··· Input ···
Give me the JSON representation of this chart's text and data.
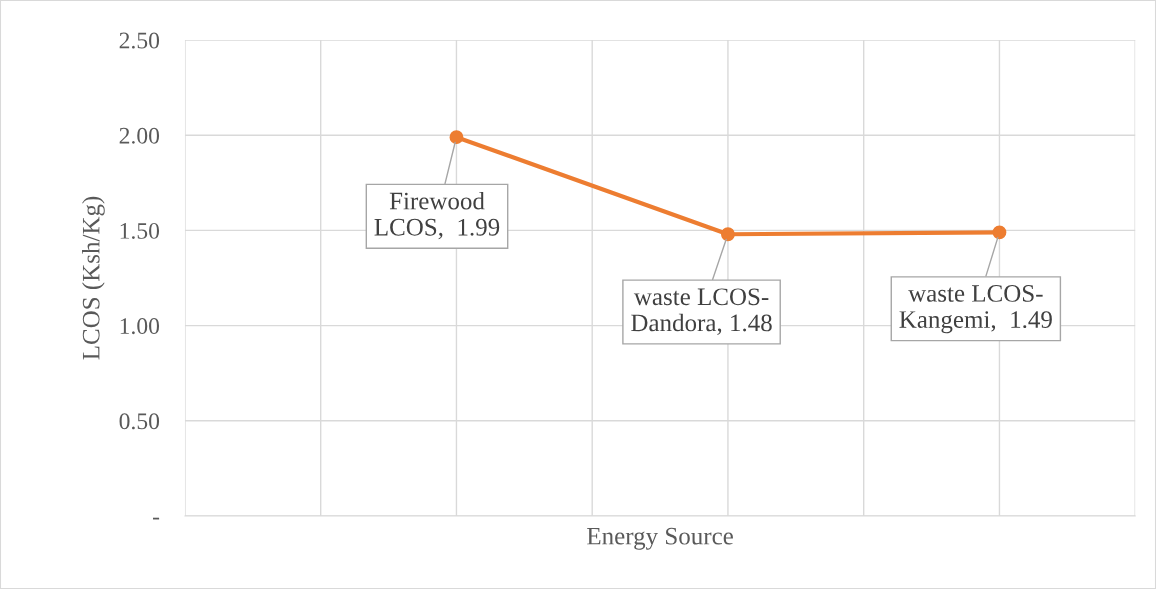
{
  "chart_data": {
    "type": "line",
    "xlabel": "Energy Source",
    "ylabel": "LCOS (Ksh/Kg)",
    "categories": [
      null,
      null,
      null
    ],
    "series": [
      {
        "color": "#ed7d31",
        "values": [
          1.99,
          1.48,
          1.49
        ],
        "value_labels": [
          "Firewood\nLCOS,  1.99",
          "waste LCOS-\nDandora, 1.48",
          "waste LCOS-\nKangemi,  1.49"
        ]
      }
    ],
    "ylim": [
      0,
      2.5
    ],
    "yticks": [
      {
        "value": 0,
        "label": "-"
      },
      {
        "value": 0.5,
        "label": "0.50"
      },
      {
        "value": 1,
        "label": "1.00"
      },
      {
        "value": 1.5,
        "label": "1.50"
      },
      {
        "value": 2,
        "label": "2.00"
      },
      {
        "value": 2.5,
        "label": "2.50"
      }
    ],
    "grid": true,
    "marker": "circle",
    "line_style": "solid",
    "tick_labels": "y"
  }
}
···
Given exercise –
Reproduce the listing above exactly, excluding all pictures.

Expected answer –
Give me the JSON representation of this chart's text and data.
{
  "chart_data": {
    "type": "line",
    "xlabel": "Energy Source",
    "ylabel": "LCOS (Ksh/Kg)",
    "categories": [
      null,
      null,
      null
    ],
    "series": [
      {
        "color": "#ed7d31",
        "values": [
          1.99,
          1.48,
          1.49
        ],
        "value_labels": [
          "Firewood\nLCOS,  1.99",
          "waste LCOS-\nDandora, 1.48",
          "waste LCOS-\nKangemi,  1.49"
        ]
      }
    ],
    "ylim": [
      0,
      2.5
    ],
    "yticks": [
      {
        "value": 0,
        "label": "-"
      },
      {
        "value": 0.5,
        "label": "0.50"
      },
      {
        "value": 1,
        "label": "1.00"
      },
      {
        "value": 1.5,
        "label": "1.50"
      },
      {
        "value": 2,
        "label": "2.00"
      },
      {
        "value": 2.5,
        "label": "2.50"
      }
    ],
    "grid": true,
    "marker": "circle",
    "line_style": "solid",
    "tick_labels": "y"
  }
}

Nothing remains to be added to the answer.